Document page transcription items:
══════

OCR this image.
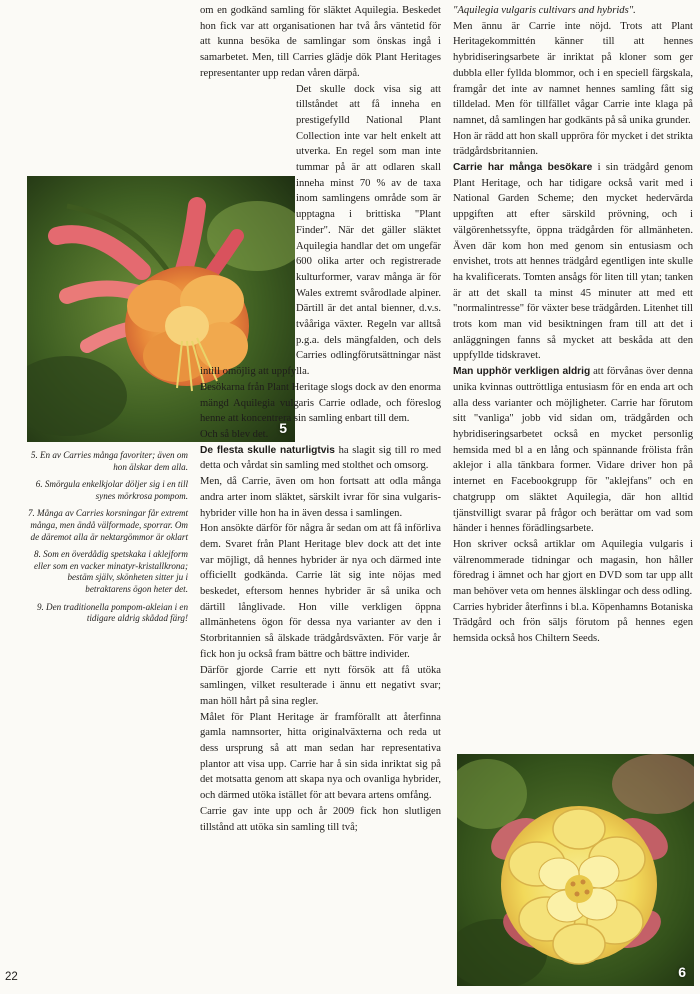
5

5. En av Carries många favoriter; även om hon älskar dem alla.

6. Smörgula enkelkjolar döljer sig i en till synes mörkrosa pompom.

7. Många av Carries korsningar får extremt många, men ändå välformade, sporrar. Om de däremot alla är nektargömmor är oklart

8. Som en överdådig spetskaka i aklejform eller som en vacker minatyr-kristallkrona; bestäm själv, skönheten sitter ju i betraktarens ögon heter det.

9. Den traditionella pompom-akleian i en tidigare aldrig skådad färg!

om en godkänd samling för släktet Aquilegia. Beskedet hon fick var att organisationen har två års väntetid för att kunna besöka de samlingar som önskas ingå i samarbetet. Men, till Carries glädje dök Plant Heritages representanter upp redan våren därpå.

Det skulle dock visa sig att tillståndet att få inneha en prestigefylld National Plant Collection inte var helt enkelt att utverka. En regel som man inte tummar på är att odlaren skall inneha minst 70 % av de taxa inom samlingens område som är upptagna i brittiska "Plant Finder". När det gäller släktet Aquilegia handlar det om ungefär 600 olika arter och registrerade kulturformer, varav många är för Wales extremt svårodlade alpiner. Därtill är det antal bienner, d.v.s. tvååriga växter. Regeln var alltså p.g.a. dels mängfalden, och dels Carries odlingförutsättningar näst intill omöjlig att uppfylla.

Besökarna från Plant Heritage slogs dock av den enorma mängd Aquilegia vulgaris Carrie odlade, och föreslog henne att koncentrera sin samling enbart till dem.

Och så blev det.

De flesta skulle naturligtvis ha slagit sig till ro med detta och vårdat sin samling med stolthet och omsorg.

Men, då Carrie, även om hon fortsatt att odla många andra arter inom släktet, särskilt ivrar för sina vulgaris-hybrider ville hon ha in även dessa i samlingen.

Hon ansökte därför för några år sedan om att få införliva dem. Svaret från Plant Heritage blev dock att det inte var möjligt, då hennes hybrider är nya och därmed inte officiellt godkända. Carrie lät sig inte nöjas med beskedet, eftersom hennes hybrider är så unika och därtill långlivade. Hon ville verkligen öppna allmänhetens ögon för dessa nya varianter av den i Storbritannien så älskade trädgårdsväxten. För varje år fick hon ju också fram bättre och bättre individer.

Därför gjorde Carrie ett nytt försök att få utöka samlingen, vilket resulterade i ännu ett negativt svar; man höll hårt på sina regler.

Målet för Plant Heritage är framförallt att återfinna gamla namnsorter, hitta originalväxterna och reda ut dess ursprung så att man sedan har representativa plantor att visa upp. Carrie har å sin sida inriktat sig på det motsatta genom att skapa nya och ovanliga hybrider, och därmed utöka istället för att bevara artens omfång.

Carrie gav inte upp och år 2009 fick hon slutligen tillstånd att utöka sin samling till två;

"Aquilegia vulgaris cultivars and hybrids".

Men ännu är Carrie inte nöjd. Trots att Plant Heritagekommittén känner till att hennes hybridiseringsarbete är inriktat på kloner som ger dubbla eller fyllda blommor, och i en speciell färgskala, framgår det inte av namnet hennes samling fått sig tilldelad. Men för tillfället vågar Carrie inte klaga på namnet, då samlingen har godkänts på så unika grunder.

Hon är rädd att hon skall uppröra för mycket i det strikta trädgårdsbritannien.

Carrie har många besökare i sin trädgård genom Plant Heritage, och har tidigare också varit med i National Garden Scheme; den mycket hedervärda uppgiften att efter särskild prövning, och i välgörenhetssyfte, öppna trädgården för allmänheten. Även där kom hon med genom sin entusiasm och envishet, trots att hennes trädgård egentligen inte skulle ha kvalificerats. Tomten ansågs för liten till ytan; tanken är att det skall ta minst 45 minuter att med ett "normalintresse" för växter bese trädgården. Litenhet till trots kom man vid besiktningen fram till att det i anläggningen fanns så mycket att beskåda att den uppfyllde tidskravet.

Man upphör verkligen aldrig att förvånas över denna unika kvinnas outtröttliga entusiasm för en enda art och alla dess varianter och möjligheter. Carrie har förutom sitt "vanliga" jobb vid sidan om, trädgården och hybridiseringsarbetet också en mycket personlig hemsida med bl a en lång och spännande frölista från aklejor i alla tänkbara former. Vidare driver hon på internet en Facebookgrupp för "aklejfans" och en chatgrupp om släktet Aquilegia, där hon alltid tjänstvilligt svarar på frågor och berättar om vad som händer i hennes förädlingsarbete.

Hon skriver också artiklar om Aquilegia vulgaris i välrenommerade tidningar och magasin, hon håller föredrag i ämnet och har gjort en DVD som tar upp allt man behöver veta om hennes älsklingar och dess odling.

Carries hybrider återfinns i bl.a. Köpenhamns Botaniska Trädgård och frön säljs förutom på hennes egen hemsida också hos Chiltern Seeds.

6
22
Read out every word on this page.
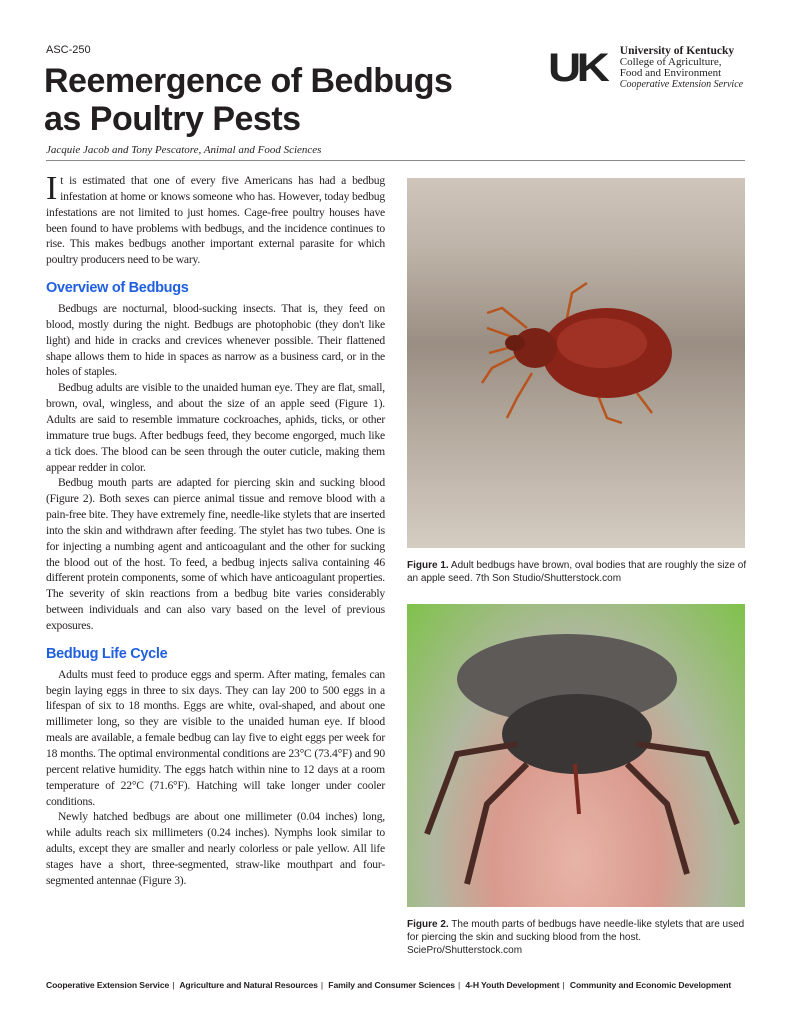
ASC-250
Reemergence of Bedbugs
as Poultry Pests
Jacquie Jacob and Tony Pescatore, Animal and Food Sciences
UK University of Kentucky
College of Agriculture,
Food and Environment
Cooperative Extension Service

It is estimated that one of every five Americans has had a bedbug infestation at home or knows someone who has. However, today bedbug infestations are not limited to just homes. Cage-free poultry houses have been found to have problems with bedbugs, and the incidence continues to rise. This makes bedbugs another important external parasite for which poultry producers need to be wary.

Overview of Bedbugs

Bedbugs are nocturnal, blood-sucking insects. That is, they feed on blood, mostly during the night. Bedbugs are photophobic (they don't like light) and hide in cracks and crevices whenever possible. Their flattened shape allows them to hide in spaces as narrow as a business card, or in the holes of staples.

Bedbug adults are visible to the unaided human eye. They are flat, small, brown, oval, wingless, and about the size of an apple seed (Figure 1). Adults are said to resemble immature cockroaches, aphids, ticks, or other immature true bugs. After bedbugs feed, they become engorged, much like a tick does. The blood can be seen through the outer cuticle, making them appear redder in color.

Bedbug mouth parts are adapted for piercing skin and sucking blood (Figure 2). Both sexes can pierce animal tissue and remove blood with a pain-free bite. They have extremely fine, needle-like stylets that are inserted into the skin and withdrawn after feeding. The stylet has two tubes. One is for injecting a numbing agent and anticoagulant and the other for sucking the blood out of the host. To feed, a bedbug injects saliva containing 46 different protein components, some of which have anticoagulant properties. The severity of skin reactions from a bedbug bite varies considerably between individuals and can also vary based on the level of previous exposures.

Bedbug Life Cycle

Adults must feed to produce eggs and sperm. After mating, females can begin laying eggs in three to six days. They can lay 200 to 500 eggs in a lifespan of six to 18 months. Eggs are white, oval-shaped, and about one millimeter long, so they are visible to the unaided human eye. If blood meals are available, a female bedbug can lay five to eight eggs per week for 18 months. The optimal environmental conditions are 23°C (73.4°F) and 90 percent relative humidity. The eggs hatch within nine to 12 days at a room temperature of 22°C (71.6°F). Hatching will take longer under cooler conditions.

Newly hatched bedbugs are about one millimeter (0.04 inches) long, while adults reach six millimeters (0.24 inches). Nymphs look similar to adults, except they are smaller and nearly colorless or pale yellow. All life stages have a short, three-segmented, straw-like mouthpart and four-segmented antennae (Figure 3).

Figure 1. Adult bedbugs have brown, oval bodies that are roughly the size of an apple seed. 7th Son Studio/Shutterstock.com
Figure 2. The mouth parts of bedbugs have needle-like stylets that are used for piercing the skin and sucking blood from the host. SciePro/Shutterstock.com
Cooperative Extension Service | Agriculture and Natural Resources | Family and Consumer Sciences | 4-H Youth Development | Community and Economic Development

══════

Filter the data for the string "blev". Copy each matching line.

Och så blev det.
Hon ansökte därför för några år sedan om att få införliva dem. Svaret från Plant Heritage blev dock att det inte var möjligt, då hennes hybrider är nya och därmed inte officiellt godkända. Carrie lät sig inte nöjas med beskedet, eftersom hennes hybrider är så unika och därtill långlivade. Hon ville verkligen öppna allmänhetens ögon för dessa nya varianter av den i Storbritannien så älskade trädgårdsväxten. För varje år fick hon ju också fram bättre och bättre individer.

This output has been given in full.